**Exercise brief**: Reproduce each line exactly, including spacing and punctuation.

**Given data**:
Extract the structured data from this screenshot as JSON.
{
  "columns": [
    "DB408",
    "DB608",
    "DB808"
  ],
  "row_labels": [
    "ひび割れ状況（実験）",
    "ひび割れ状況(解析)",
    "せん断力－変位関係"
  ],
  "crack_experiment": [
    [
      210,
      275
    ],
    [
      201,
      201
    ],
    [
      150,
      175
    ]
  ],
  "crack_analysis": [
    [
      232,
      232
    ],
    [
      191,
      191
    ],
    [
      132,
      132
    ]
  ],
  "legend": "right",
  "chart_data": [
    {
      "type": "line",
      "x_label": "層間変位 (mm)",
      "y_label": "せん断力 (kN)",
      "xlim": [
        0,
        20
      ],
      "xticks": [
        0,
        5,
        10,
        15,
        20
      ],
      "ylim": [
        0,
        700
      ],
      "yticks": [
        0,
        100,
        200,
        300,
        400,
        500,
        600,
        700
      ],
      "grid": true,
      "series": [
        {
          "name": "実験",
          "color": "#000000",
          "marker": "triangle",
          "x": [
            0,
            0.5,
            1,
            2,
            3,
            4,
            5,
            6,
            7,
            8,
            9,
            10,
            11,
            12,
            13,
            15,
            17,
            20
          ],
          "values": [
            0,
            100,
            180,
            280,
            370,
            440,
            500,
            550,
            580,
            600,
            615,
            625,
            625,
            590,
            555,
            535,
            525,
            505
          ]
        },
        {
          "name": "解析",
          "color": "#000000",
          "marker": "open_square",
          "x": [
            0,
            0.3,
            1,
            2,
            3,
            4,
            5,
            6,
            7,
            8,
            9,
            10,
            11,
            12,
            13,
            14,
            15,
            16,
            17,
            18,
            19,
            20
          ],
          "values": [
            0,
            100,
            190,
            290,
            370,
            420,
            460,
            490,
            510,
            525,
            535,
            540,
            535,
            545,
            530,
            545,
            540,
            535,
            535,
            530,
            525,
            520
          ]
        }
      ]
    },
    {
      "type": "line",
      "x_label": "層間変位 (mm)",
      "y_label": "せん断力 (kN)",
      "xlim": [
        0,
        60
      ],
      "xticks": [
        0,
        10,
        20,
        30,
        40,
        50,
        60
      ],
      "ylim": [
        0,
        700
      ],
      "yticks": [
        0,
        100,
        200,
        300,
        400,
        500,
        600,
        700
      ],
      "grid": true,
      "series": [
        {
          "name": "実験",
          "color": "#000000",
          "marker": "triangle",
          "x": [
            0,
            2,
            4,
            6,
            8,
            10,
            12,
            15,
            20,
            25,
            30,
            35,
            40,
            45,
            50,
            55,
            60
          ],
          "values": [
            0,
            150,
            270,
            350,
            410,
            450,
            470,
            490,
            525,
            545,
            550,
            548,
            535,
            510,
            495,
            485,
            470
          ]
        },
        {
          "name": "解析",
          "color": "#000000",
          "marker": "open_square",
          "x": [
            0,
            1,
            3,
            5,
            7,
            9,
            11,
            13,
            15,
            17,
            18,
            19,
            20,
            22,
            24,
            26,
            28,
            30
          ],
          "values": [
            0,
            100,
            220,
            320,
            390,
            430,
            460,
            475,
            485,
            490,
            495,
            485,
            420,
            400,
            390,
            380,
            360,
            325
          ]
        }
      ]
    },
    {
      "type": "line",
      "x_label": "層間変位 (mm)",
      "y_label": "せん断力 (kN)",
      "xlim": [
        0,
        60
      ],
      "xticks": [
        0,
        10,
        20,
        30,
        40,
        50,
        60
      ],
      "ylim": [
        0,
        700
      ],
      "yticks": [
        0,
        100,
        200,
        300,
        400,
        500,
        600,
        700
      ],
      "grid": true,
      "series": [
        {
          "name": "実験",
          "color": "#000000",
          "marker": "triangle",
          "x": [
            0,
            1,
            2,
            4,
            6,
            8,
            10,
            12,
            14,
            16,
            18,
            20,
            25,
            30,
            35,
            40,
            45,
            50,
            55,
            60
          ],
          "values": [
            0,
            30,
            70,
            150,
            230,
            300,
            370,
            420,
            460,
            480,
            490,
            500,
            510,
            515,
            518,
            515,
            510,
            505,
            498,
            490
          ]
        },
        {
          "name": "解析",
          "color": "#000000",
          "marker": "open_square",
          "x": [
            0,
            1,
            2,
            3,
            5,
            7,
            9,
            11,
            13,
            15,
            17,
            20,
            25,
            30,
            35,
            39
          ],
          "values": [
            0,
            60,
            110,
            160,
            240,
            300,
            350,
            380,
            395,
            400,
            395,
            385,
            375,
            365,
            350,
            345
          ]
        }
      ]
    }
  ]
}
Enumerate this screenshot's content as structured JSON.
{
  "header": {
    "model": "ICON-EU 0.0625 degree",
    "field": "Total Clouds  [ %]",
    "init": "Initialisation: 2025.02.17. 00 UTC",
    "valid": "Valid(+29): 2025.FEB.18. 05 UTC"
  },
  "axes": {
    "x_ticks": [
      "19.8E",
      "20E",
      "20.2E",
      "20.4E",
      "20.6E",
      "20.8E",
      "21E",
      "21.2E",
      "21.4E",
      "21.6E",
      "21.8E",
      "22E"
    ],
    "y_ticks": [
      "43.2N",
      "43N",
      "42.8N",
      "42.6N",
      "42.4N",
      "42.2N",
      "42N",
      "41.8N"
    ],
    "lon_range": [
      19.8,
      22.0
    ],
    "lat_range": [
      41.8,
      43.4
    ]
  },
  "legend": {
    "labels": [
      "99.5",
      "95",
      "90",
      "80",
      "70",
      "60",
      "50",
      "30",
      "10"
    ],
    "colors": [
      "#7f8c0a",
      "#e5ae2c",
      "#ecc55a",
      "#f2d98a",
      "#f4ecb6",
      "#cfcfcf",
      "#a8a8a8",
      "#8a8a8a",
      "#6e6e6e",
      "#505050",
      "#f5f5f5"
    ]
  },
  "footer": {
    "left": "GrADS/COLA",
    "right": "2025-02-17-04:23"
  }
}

**Solution to this task**:
Extract the structured data from this screenshot as JSON.
{
  "columns": [
    "DB408",
    "DB608",
    "DB808"
  ],
  "row_labels": [
    "ひび割れ状況（実験）",
    "ひび割れ状況(解析)",
    "せん断力－変位関係"
  ],
  "crack_experiment": [
    [
      210,
      275
    ],
    [
      201,
      201
    ],
    [
      150,
      175
    ]
  ],
  "crack_analysis": [
    [
      232,
      232
    ],
    [
      191,
      191
    ],
    [
      132,
      132
    ]
  ],
  "legend": "right",
  "chart_data": [
    {
      "type": "line",
      "x_label": "層間変位 (mm)",
      "y_label": "せん断力 (kN)",
      "xlim": [
        0,
        20
      ],
      "xticks": [
        0,
        5,
        10,
        15,
        20
      ],
      "ylim": [
        0,
        700
      ],
      "yticks": [
        0,
        100,
        200,
        300,
        400,
        500,
        600,
        700
      ],
      "grid": true,
      "series": [
        {
          "name": "実験",
          "color": "#000000",
          "marker": "triangle",
          "x": [
            0,
            0.5,
            1,
            2,
            3,
            4,
            5,
            6,
            7,
            8,
            9,
            10,
            11,
            12,
            13,
            15,
            17,
            20
          ],
          "values": [
            0,
            100,
            180,
            280,
            370,
            440,
            500,
            550,
            580,
            600,
            615,
            625,
            625,
            590,
            555,
            535,
            525,
            505
          ]
        },
        {
          "name": "解析",
          "color": "#000000",
          "marker": "open_square",
          "x": [
            0,
            0.3,
            1,
            2,
            3,
            4,
            5,
            6,
            7,
            8,
            9,
            10,
            11,
            12,
            13,
            14,
            15,
            16,
            17,
            18,
            19,
            20
          ],
          "values": [
            0,
            100,
            190,
            290,
            370,
            420,
            460,
            490,
            510,
            525,
            535,
            540,
            535,
            545,
            530,
            545,
            540,
            535,
            535,
            530,
            525,
            520
          ]
        }
      ]
    },
    {
      "type": "line",
      "x_label": "層間変位 (mm)",
      "y_label": "せん断力 (kN)",
      "xlim": [
        0,
        60
      ],
      "xticks": [
        0,
        10,
        20,
        30,
        40,
        50,
        60
      ],
      "ylim": [
        0,
        700
      ],
      "yticks": [
        0,
        100,
        200,
        300,
        400,
        500,
        600,
        700
      ],
      "grid": true,
      "series": [
        {
          "name": "実験",
          "color": "#000000",
          "marker": "triangle",
          "x": [
            0,
            2,
            4,
            6,
            8,
            10,
            12,
            15,
            20,
            25,
            30,
            35,
            40,
            45,
            50,
            55,
            60
          ],
          "values": [
            0,
            150,
            270,
            350,
            410,
            450,
            470,
            490,
            525,
            545,
            550,
            548,
            535,
            510,
            495,
            485,
            470
          ]
        },
        {
          "name": "解析",
          "color": "#000000",
          "marker": "open_square",
          "x": [
            0,
            1,
            3,
            5,
            7,
            9,
            11,
            13,
            15,
            17,
            18,
            19,
            20,
            22,
            24,
            26,
            28,
            30
          ],
          "values": [
            0,
            100,
            220,
            320,
            390,
            430,
            460,
            475,
            485,
            490,
            495,
            485,
            420,
            400,
            390,
            380,
            360,
            325
          ]
        }
      ]
    },
    {
      "type": "line",
      "x_label": "層間変位 (mm)",
      "y_label": "せん断力 (kN)",
      "xlim": [
        0,
        60
      ],
      "xticks": [
        0,
        10,
        20,
        30,
        40,
        50,
        60
      ],
      "ylim": [
        0,
        700
      ],
      "yticks": [
        0,
        100,
        200,
        300,
        400,
        500,
        600,
        700
      ],
      "grid": true,
      "series": [
        {
          "name": "実験",
          "color": "#000000",
          "marker": "triangle",
          "x": [
            0,
            1,
            2,
            4,
            6,
            8,
            10,
            12,
            14,
            16,
            18,
            20,
            25,
            30,
            35,
            40,
            45,
            50,
            55,
            60
          ],
          "values": [
            0,
            30,
            70,
            150,
            230,
            300,
            370,
            420,
            460,
            480,
            490,
            500,
            510,
            515,
            518,
            515,
            510,
            505,
            498,
            490
          ]
        },
        {
          "name": "解析",
          "color": "#000000",
          "marker": "open_square",
          "x": [
            0,
            1,
            2,
            3,
            5,
            7,
            9,
            11,
            13,
            15,
            17,
            20,
            25,
            30,
            35,
            39
          ],
          "values": [
            0,
            60,
            110,
            160,
            240,
            300,
            350,
            380,
            395,
            400,
            395,
            385,
            375,
            365,
            350,
            345
          ]
        }
      ]
    }
  ]
}
Enumerate this screenshot's content as structured JSON.
{
  "header": {
    "model": "ICON-EU 0.0625 degree",
    "field": "Total Clouds  [ %]",
    "init": "Initialisation: 2025.02.17. 00 UTC",
    "valid": "Valid(+29): 2025.FEB.18. 05 UTC"
  },
  "axes": {
    "x_ticks": [
      "19.8E",
      "20E",
      "20.2E",
      "20.4E",
      "20.6E",
      "20.8E",
      "21E",
      "21.2E",
      "21.4E",
      "21.6E",
      "21.8E",
      "22E"
    ],
    "y_ticks": [
      "43.2N",
      "43N",
      "42.8N",
      "42.6N",
      "42.4N",
      "42.2N",
      "42N",
      "41.8N"
    ],
    "lon_range": [
      19.8,
      22.0
    ],
    "lat_range": [
      41.8,
      43.4
    ]
  },
  "legend": {
    "labels": [
      "99.5",
      "95",
      "90",
      "80",
      "70",
      "60",
      "50",
      "30",
      "10"
    ],
    "colors": [
      "#7f8c0a",
      "#e5ae2c",
      "#ecc55a",
      "#f2d98a",
      "#f4ecb6",
      "#cfcfcf",
      "#a8a8a8",
      "#8a8a8a",
      "#6e6e6e",
      "#505050",
      "#f5f5f5"
    ]
  },
  "footer": {
    "left": "GrADS/COLA",
    "right": "2025-02-17-04:23"
  }
}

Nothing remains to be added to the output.